__Stored records__:
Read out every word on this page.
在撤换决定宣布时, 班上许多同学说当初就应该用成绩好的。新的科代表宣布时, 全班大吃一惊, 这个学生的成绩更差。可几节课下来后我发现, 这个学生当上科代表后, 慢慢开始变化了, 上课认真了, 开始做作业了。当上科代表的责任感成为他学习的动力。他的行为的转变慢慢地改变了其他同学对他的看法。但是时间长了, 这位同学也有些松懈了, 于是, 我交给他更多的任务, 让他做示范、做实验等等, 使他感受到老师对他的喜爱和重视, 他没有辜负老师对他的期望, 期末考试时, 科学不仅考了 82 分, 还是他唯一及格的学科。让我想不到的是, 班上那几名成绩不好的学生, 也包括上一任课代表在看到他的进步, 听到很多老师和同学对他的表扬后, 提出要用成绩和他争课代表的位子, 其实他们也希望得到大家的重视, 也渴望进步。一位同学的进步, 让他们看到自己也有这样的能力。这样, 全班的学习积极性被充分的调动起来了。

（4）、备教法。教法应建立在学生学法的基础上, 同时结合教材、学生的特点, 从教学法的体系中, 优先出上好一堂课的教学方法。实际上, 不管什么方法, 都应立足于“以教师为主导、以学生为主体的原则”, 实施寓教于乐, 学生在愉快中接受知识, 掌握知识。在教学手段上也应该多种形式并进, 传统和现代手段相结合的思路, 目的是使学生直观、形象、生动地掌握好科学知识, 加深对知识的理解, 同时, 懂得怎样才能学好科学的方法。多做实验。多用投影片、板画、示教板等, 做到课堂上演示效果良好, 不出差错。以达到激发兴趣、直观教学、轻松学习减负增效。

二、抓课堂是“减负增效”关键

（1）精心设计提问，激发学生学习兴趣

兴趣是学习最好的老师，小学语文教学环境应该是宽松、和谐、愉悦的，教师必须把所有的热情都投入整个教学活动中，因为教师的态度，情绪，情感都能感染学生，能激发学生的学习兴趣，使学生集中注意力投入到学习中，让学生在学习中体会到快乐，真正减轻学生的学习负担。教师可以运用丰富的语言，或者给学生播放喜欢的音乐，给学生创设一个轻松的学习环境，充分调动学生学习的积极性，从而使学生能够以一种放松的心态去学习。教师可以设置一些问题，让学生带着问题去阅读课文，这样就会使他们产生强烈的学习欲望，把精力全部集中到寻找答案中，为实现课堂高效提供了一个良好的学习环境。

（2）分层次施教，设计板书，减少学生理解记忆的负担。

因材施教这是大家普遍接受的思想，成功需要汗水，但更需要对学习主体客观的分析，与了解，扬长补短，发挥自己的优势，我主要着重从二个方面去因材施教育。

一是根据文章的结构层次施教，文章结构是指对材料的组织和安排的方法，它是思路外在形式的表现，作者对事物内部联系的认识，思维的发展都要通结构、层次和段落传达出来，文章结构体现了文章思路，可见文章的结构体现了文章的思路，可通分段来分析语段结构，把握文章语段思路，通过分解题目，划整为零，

__Stated task__: Transcribe all of the entries without altering anything.

__Output below__:
Read out every word on this page.
在撤换决定宣布时, 班上许多同学说当初就应该用成绩好的。新的科代表宣布时, 全班大吃一惊, 这个学生的成绩更差。可几节课下来后我发现, 这个学生当上科代表后, 慢慢开始变化了, 上课认真了, 开始做作业了。当上科代表的责任感成为他学习的动力。他的行为的转变慢慢地改变了其他同学对他的看法。但是时间长了, 这位同学也有些松懈了, 于是, 我交给他更多的任务, 让他做示范、做实验等等, 使他感受到老师对他的喜爱和重视, 他没有辜负老师对他的期望, 期末考试时, 科学不仅考了 82 分, 还是他唯一及格的学科。让我想不到的是, 班上那几名成绩不好的学生, 也包括上一任课代表在看到他的进步, 听到很多老师和同学对他的表扬后, 提出要用成绩和他争课代表的位子, 其实他们也希望得到大家的重视, 也渴望进步。一位同学的进步, 让他们看到自己也有这样的能力。这样, 全班的学习积极性被充分的调动起来了。

（4）、备教法。教法应建立在学生学法的基础上, 同时结合教材、学生的特点, 从教学法的体系中, 优先出上好一堂课的教学方法。实际上, 不管什么方法, 都应立足于“以教师为主导、以学生为主体的原则”, 实施寓教于乐, 学生在愉快中接受知识, 掌握知识。在教学手段上也应该多种形式并进, 传统和现代手段相结合的思路, 目的是使学生直观、形象、生动地掌握好科学知识, 加深对知识的理解, 同时, 懂得怎样才能学好科学的方法。多做实验。多用投影片、板画、示教板等, 做到课堂上演示效果良好, 不出差错。以达到激发兴趣、直观教学、轻松学习减负增效。

二、抓课堂是“减负增效”关键

（1）精心设计提问，激发学生学习兴趣

兴趣是学习最好的老师，小学语文教学环境应该是宽松、和谐、愉悦的，教师必须把所有的热情都投入整个教学活动中，因为教师的态度，情绪，情感都能感染学生，能激发学生的学习兴趣，使学生集中注意力投入到学习中，让学生在学习中体会到快乐，真正减轻学生的学习负担。教师可以运用丰富的语言，或者给学生播放喜欢的音乐，给学生创设一个轻松的学习环境，充分调动学生学习的积极性，从而使学生能够以一种放松的心态去学习。教师可以设置一些问题，让学生带着问题去阅读课文，这样就会使他们产生强烈的学习欲望，把精力全部集中到寻找答案中，为实现课堂高效提供了一个良好的学习环境。

（2）分层次施教，设计板书，减少学生理解记忆的负担。

因材施教这是大家普遍接受的思想，成功需要汗水，但更需要对学习主体客观的分析，与了解，扬长补短，发挥自己的优势，我主要着重从二个方面去因材施教育。

一是根据文章的结构层次施教，文章结构是指对材料的组织和安排的方法，它是思路外在形式的表现，作者对事物内部联系的认识，思维的发展都要通结构、层次和段落传达出来，文章结构体现了文章思路，可见文章的结构体现了文章的思路，可通分段来分析语段结构，把握文章语段思路，通过分解题目，划整为零，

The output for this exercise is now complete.